Exercise materials:
· · · ·

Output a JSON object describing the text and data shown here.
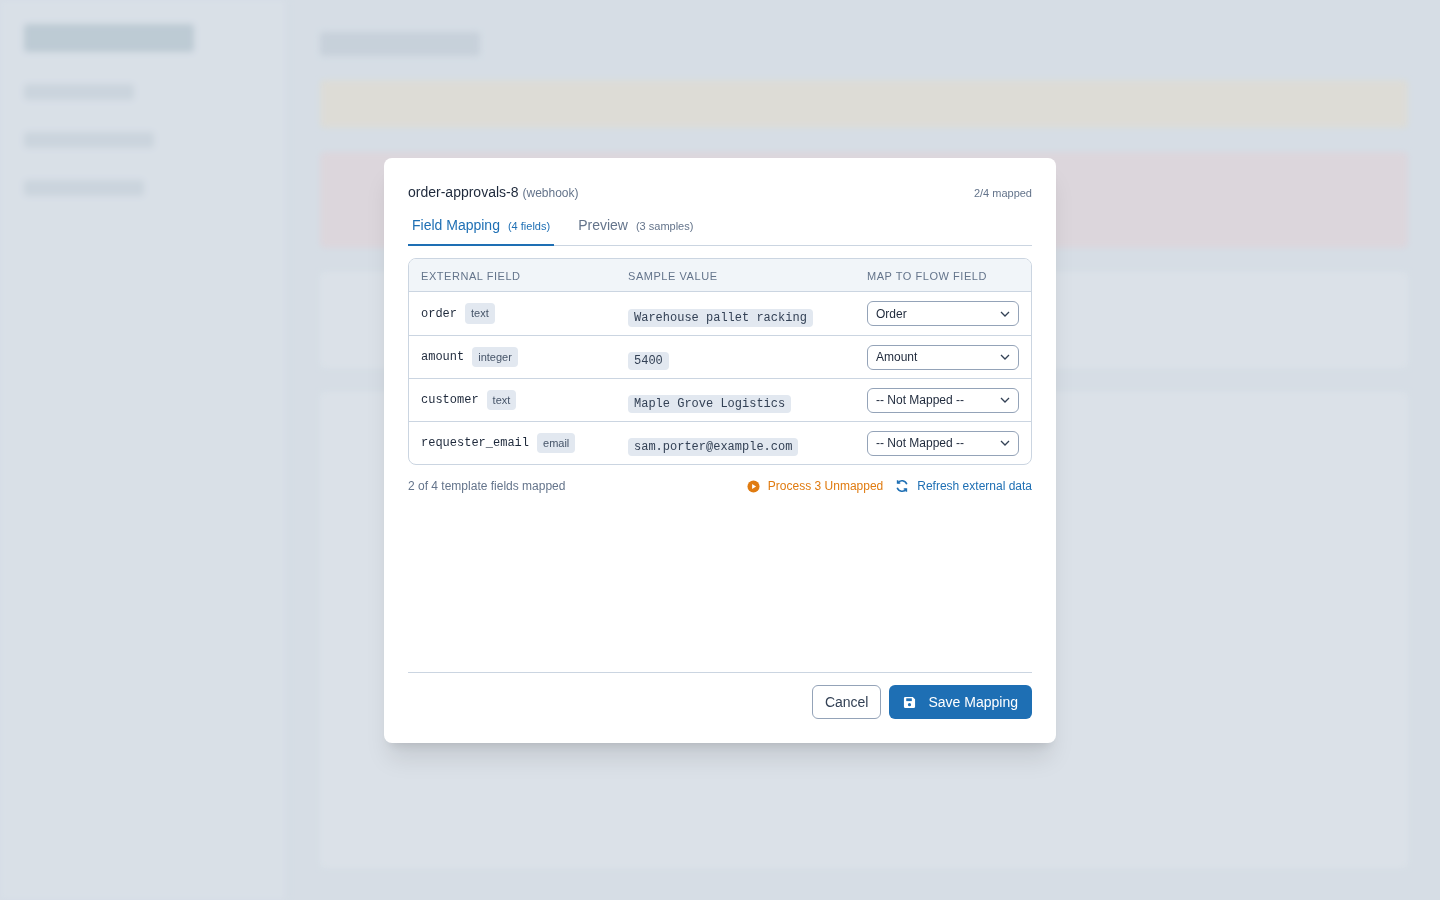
{
  "dialog": {
    "title": "order-approvals-8",
    "source_type": "(webhook)",
    "mapped_summary": "2/4 mapped"
  },
  "tabs": [
    {
      "label": "Field Mapping",
      "count": "(4 fields)",
      "selected": true
    },
    {
      "label": "Preview",
      "count": "(3 samples)",
      "selected": false
    }
  ],
  "table": {
    "columns": [
      "EXTERNAL FIELD",
      "SAMPLE VALUE",
      "MAP TO FLOW FIELD"
    ],
    "rows": [
      {
        "field": "order",
        "type": "text",
        "sample": "Warehouse pallet racking",
        "mapping": "Order"
      },
      {
        "field": "amount",
        "type": "integer",
        "sample": "5400",
        "mapping": "Amount"
      },
      {
        "field": "customer",
        "type": "text",
        "sample": "Maple Grove Logistics",
        "mapping": "-- Not Mapped --"
      },
      {
        "field": "requester_email",
        "type": "email",
        "sample": "sam.porter@example.com",
        "mapping": "-- Not Mapped --"
      }
    ]
  },
  "footer_note": "2 of 4 template fields mapped",
  "actions": [
    {
      "kind": "process",
      "label": "Process 3 Unmapped"
    },
    {
      "kind": "refresh",
      "label": "Refresh external data"
    }
  ],
  "buttons": [
    {
      "kind": "secondary",
      "label": "Cancel"
    },
    {
      "kind": "primary",
      "label": "Save Mapping"
    }
  ]
}
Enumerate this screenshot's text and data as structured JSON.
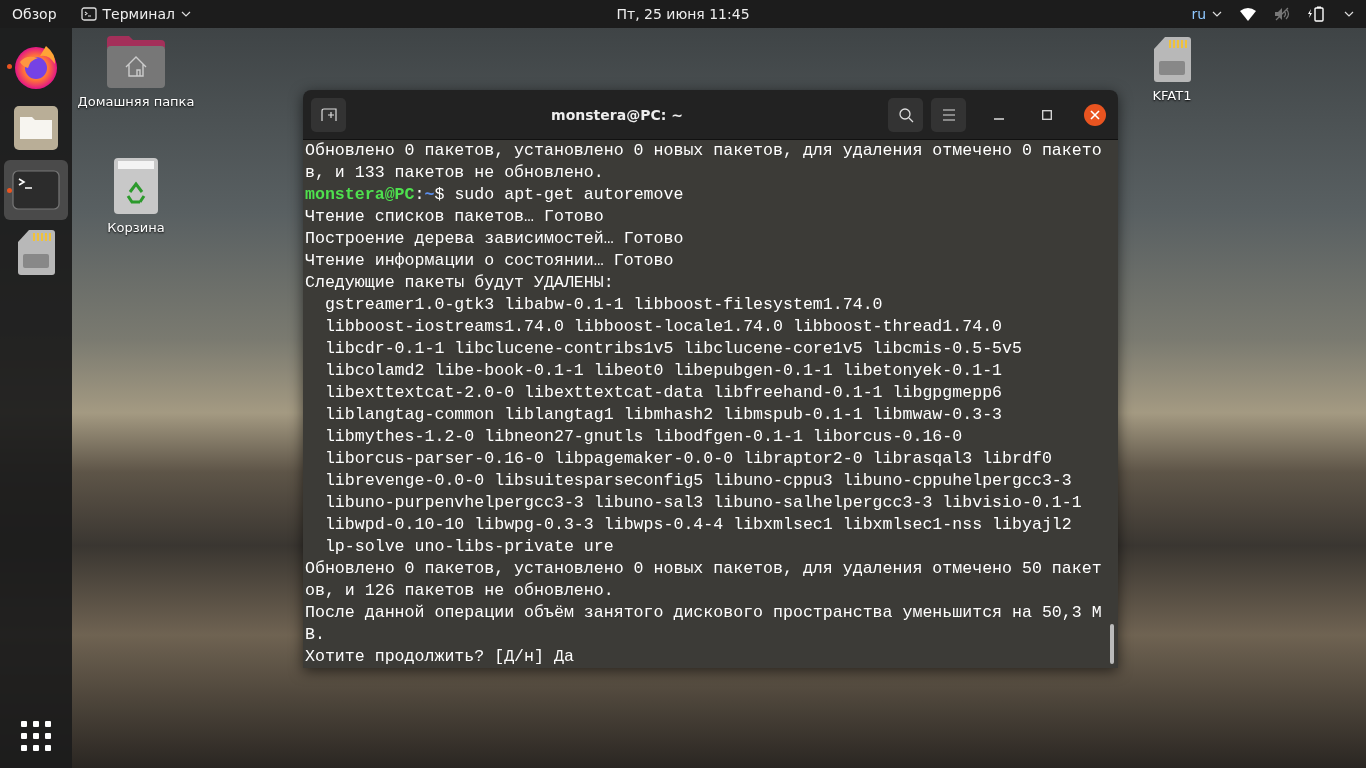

· · · ·

Task statement: Within the data above, pick out all lines holding the word "fields".

Correct answer:
      "count": "(4 fields)",
  "footer_note": "2 of 4 template fields mapped",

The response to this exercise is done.